Records provided
※ ※ ※

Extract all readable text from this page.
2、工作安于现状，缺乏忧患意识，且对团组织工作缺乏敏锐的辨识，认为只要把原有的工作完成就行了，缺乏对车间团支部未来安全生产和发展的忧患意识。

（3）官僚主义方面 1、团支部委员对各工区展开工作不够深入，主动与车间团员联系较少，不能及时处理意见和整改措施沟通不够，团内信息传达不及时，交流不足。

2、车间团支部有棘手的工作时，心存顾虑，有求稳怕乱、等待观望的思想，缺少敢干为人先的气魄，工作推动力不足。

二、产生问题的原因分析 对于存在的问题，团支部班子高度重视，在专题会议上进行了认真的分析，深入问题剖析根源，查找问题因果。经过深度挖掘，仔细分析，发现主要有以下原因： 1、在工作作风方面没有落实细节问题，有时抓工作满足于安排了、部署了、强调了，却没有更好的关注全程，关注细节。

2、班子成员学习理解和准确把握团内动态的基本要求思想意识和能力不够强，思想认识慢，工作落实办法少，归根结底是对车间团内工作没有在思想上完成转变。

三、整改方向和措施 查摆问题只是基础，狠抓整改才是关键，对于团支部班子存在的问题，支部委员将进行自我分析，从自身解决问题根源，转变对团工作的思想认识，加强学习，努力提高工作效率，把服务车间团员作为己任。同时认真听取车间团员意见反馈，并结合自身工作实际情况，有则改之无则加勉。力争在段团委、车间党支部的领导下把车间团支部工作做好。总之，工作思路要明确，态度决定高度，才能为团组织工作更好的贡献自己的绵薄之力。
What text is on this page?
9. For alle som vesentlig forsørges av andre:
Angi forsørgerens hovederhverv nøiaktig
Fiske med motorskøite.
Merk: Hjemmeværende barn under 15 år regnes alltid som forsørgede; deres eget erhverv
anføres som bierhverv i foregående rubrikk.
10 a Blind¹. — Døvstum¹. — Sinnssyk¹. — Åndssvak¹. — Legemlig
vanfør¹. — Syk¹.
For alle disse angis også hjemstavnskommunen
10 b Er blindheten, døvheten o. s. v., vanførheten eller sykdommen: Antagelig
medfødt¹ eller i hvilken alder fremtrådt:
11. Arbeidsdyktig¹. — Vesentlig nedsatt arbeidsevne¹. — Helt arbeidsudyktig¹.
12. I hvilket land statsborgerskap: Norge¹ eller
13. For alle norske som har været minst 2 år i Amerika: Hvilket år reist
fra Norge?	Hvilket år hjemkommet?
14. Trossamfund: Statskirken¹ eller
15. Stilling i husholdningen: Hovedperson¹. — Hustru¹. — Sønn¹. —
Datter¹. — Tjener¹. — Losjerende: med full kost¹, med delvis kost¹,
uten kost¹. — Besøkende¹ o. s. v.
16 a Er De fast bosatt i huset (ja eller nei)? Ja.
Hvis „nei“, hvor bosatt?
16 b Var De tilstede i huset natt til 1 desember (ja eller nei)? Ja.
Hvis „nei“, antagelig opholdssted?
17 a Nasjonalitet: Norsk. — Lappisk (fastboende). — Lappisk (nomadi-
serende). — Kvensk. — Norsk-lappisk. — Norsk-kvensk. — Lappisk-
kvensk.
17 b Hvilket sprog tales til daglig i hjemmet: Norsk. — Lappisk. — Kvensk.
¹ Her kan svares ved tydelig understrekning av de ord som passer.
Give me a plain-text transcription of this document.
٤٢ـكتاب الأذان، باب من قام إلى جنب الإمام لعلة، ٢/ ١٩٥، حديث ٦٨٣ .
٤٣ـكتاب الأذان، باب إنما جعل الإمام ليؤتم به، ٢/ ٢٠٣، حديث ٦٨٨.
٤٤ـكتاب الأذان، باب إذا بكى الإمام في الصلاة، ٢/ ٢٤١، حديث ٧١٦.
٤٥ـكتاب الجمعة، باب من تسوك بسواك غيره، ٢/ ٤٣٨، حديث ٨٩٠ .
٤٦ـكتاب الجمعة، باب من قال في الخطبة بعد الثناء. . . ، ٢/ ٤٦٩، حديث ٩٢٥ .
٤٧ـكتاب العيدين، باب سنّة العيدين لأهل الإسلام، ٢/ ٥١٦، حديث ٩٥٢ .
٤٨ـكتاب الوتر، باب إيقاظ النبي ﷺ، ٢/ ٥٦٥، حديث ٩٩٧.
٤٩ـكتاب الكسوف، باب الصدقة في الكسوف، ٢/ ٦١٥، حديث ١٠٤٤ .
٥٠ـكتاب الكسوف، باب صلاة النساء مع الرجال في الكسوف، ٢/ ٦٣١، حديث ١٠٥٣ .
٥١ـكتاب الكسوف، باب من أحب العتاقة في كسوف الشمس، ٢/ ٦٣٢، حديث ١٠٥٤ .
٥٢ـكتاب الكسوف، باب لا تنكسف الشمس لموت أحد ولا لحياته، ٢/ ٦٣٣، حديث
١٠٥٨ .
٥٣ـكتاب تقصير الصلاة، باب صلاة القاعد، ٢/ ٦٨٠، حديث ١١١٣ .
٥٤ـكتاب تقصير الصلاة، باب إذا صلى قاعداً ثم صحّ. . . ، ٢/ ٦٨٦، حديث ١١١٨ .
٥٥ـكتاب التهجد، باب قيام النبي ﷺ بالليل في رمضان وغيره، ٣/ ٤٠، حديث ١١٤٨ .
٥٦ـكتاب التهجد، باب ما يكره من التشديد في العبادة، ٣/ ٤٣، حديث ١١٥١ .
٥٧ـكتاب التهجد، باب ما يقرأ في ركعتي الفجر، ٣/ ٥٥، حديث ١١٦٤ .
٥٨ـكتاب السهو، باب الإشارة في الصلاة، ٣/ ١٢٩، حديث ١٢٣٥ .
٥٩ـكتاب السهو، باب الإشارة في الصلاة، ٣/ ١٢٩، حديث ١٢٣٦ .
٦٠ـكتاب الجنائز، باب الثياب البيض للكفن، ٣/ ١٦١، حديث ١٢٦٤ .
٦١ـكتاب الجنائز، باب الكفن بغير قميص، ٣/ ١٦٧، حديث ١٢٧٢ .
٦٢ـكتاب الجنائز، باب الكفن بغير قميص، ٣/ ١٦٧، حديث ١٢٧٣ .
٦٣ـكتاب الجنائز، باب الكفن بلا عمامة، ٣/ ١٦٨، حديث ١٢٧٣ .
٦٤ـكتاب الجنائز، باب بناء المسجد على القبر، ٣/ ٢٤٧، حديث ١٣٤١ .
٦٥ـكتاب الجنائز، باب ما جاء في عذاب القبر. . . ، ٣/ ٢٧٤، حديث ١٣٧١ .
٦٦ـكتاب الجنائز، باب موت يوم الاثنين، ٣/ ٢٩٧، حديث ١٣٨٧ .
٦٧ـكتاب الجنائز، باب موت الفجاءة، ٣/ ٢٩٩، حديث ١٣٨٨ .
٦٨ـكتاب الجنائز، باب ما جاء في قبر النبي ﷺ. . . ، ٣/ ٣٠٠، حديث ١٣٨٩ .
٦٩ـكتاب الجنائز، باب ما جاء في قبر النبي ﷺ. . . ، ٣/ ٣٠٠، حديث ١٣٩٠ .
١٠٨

※ ※ ※

Your objective
Return every entry exactly as given.

Solved problem
Extract all readable text from this page.
2、工作安于现状，缺乏忧患意识，且对团组织工作缺乏敏锐的辨识，认为只要把原有的工作完成就行了，缺乏对车间团支部未来安全生产和发展的忧患意识。

（3）官僚主义方面 1、团支部委员对各工区展开工作不够深入，主动与车间团员联系较少，不能及时处理意见和整改措施沟通不够，团内信息传达不及时，交流不足。

2、车间团支部有棘手的工作时，心存顾虑，有求稳怕乱、等待观望的思想，缺少敢干为人先的气魄，工作推动力不足。

二、产生问题的原因分析 对于存在的问题，团支部班子高度重视，在专题会议上进行了认真的分析，深入问题剖析根源，查找问题因果。经过深度挖掘，仔细分析，发现主要有以下原因： 1、在工作作风方面没有落实细节问题，有时抓工作满足于安排了、部署了、强调了，却没有更好的关注全程，关注细节。

2、班子成员学习理解和准确把握团内动态的基本要求思想意识和能力不够强，思想认识慢，工作落实办法少，归根结底是对车间团内工作没有在思想上完成转变。

三、整改方向和措施 查摆问题只是基础，狠抓整改才是关键，对于团支部班子存在的问题，支部委员将进行自我分析，从自身解决问题根源，转变对团工作的思想认识，加强学习，努力提高工作效率，把服务车间团员作为己任。同时认真听取车间团员意见反馈，并结合自身工作实际情况，有则改之无则加勉。力争在段团委、车间党支部的领导下把车间团支部工作做好。总之，工作思路要明确，态度决定高度，才能为团组织工作更好的贡献自己的绵薄之力。
What text is on this page?
9. For alle som vesentlig forsørges av andre:
Angi forsørgerens hovederhverv nøiaktig
Fiske med motorskøite.
Merk: Hjemmeværende barn under 15 år regnes alltid som forsørgede; deres eget erhverv
anføres som bierhverv i foregående rubrikk.
10 a Blind¹. — Døvstum¹. — Sinnssyk¹. — Åndssvak¹. — Legemlig
vanfør¹. — Syk¹.
For alle disse angis også hjemstavnskommunen
10 b Er blindheten, døvheten o. s. v., vanførheten eller sykdommen: Antagelig
medfødt¹ eller i hvilken alder fremtrådt:
11. Arbeidsdyktig¹. — Vesentlig nedsatt arbeidsevne¹. — Helt arbeidsudyktig¹.
12. I hvilket land statsborgerskap: Norge¹ eller
13. For alle norske som har været minst 2 år i Amerika: Hvilket år reist
fra Norge?	Hvilket år hjemkommet?
14. Trossamfund: Statskirken¹ eller
15. Stilling i husholdningen: Hovedperson¹. — Hustru¹. — Sønn¹. —
Datter¹. — Tjener¹. — Losjerende: med full kost¹, med delvis kost¹,
uten kost¹. — Besøkende¹ o. s. v.
16 a Er De fast bosatt i huset (ja eller nei)? Ja.
Hvis „nei“, hvor bosatt?
16 b Var De tilstede i huset natt til 1 desember (ja eller nei)? Ja.
Hvis „nei“, antagelig opholdssted?
17 a Nasjonalitet: Norsk. — Lappisk (fastboende). — Lappisk (nomadi-
serende). — Kvensk. — Norsk-lappisk. — Norsk-kvensk. — Lappisk-
kvensk.
17 b Hvilket sprog tales til daglig i hjemmet: Norsk. — Lappisk. — Kvensk.
¹ Her kan svares ved tydelig understrekning av de ord som passer.
Give me a plain-text transcription of this document.
٤٢ـكتاب الأذان، باب من قام إلى جنب الإمام لعلة، ٢/ ١٩٥، حديث ٦٨٣ .
٤٣ـكتاب الأذان، باب إنما جعل الإمام ليؤتم به، ٢/ ٢٠٣، حديث ٦٨٨.
٤٤ـكتاب الأذان، باب إذا بكى الإمام في الصلاة، ٢/ ٢٤١، حديث ٧١٦.
٤٥ـكتاب الجمعة، باب من تسوك بسواك غيره، ٢/ ٤٣٨، حديث ٨٩٠ .
٤٦ـكتاب الجمعة، باب من قال في الخطبة بعد الثناء. . . ، ٢/ ٤٦٩، حديث ٩٢٥ .
٤٧ـكتاب العيدين، باب سنّة العيدين لأهل الإسلام، ٢/ ٥١٦، حديث ٩٥٢ .
٤٨ـكتاب الوتر، باب إيقاظ النبي ﷺ، ٢/ ٥٦٥، حديث ٩٩٧.
٤٩ـكتاب الكسوف، باب الصدقة في الكسوف، ٢/ ٦١٥، حديث ١٠٤٤ .
٥٠ـكتاب الكسوف، باب صلاة النساء مع الرجال في الكسوف، ٢/ ٦٣١، حديث ١٠٥٣ .
٥١ـكتاب الكسوف، باب من أحب العتاقة في كسوف الشمس، ٢/ ٦٣٢، حديث ١٠٥٤ .
٥٢ـكتاب الكسوف، باب لا تنكسف الشمس لموت أحد ولا لحياته، ٢/ ٦٣٣، حديث
١٠٥٨ .
٥٣ـكتاب تقصير الصلاة، باب صلاة القاعد، ٢/ ٦٨٠، حديث ١١١٣ .
٥٤ـكتاب تقصير الصلاة، باب إذا صلى قاعداً ثم صحّ. . . ، ٢/ ٦٨٦، حديث ١١١٨ .
٥٥ـكتاب التهجد، باب قيام النبي ﷺ بالليل في رمضان وغيره، ٣/ ٤٠، حديث ١١٤٨ .
٥٦ـكتاب التهجد، باب ما يكره من التشديد في العبادة، ٣/ ٤٣، حديث ١١٥١ .
٥٧ـكتاب التهجد، باب ما يقرأ في ركعتي الفجر، ٣/ ٥٥، حديث ١١٦٤ .
٥٨ـكتاب السهو، باب الإشارة في الصلاة، ٣/ ١٢٩، حديث ١٢٣٥ .
٥٩ـكتاب السهو، باب الإشارة في الصلاة، ٣/ ١٢٩، حديث ١٢٣٦ .
٦٠ـكتاب الجنائز، باب الثياب البيض للكفن، ٣/ ١٦١، حديث ١٢٦٤ .
٦١ـكتاب الجنائز، باب الكفن بغير قميص، ٣/ ١٦٧، حديث ١٢٧٢ .
٦٢ـكتاب الجنائز، باب الكفن بغير قميص، ٣/ ١٦٧، حديث ١٢٧٣ .
٦٣ـكتاب الجنائز، باب الكفن بلا عمامة، ٣/ ١٦٨، حديث ١٢٧٣ .
٦٤ـكتاب الجنائز، باب بناء المسجد على القبر، ٣/ ٢٤٧، حديث ١٣٤١ .
٦٥ـكتاب الجنائز، باب ما جاء في عذاب القبر. . . ، ٣/ ٢٧٤، حديث ١٣٧١ .
٦٦ـكتاب الجنائز، باب موت يوم الاثنين، ٣/ ٢٩٧، حديث ١٣٨٧ .
٦٧ـكتاب الجنائز، باب موت الفجاءة، ٣/ ٢٩٩، حديث ١٣٨٨ .
٦٨ـكتاب الجنائز، باب ما جاء في قبر النبي ﷺ. . . ، ٣/ ٣٠٠، حديث ١٣٨٩ .
٦٩ـكتاب الجنائز، باب ما جاء في قبر النبي ﷺ. . . ، ٣/ ٣٠٠، حديث ١٣٩٠ .
١٠٨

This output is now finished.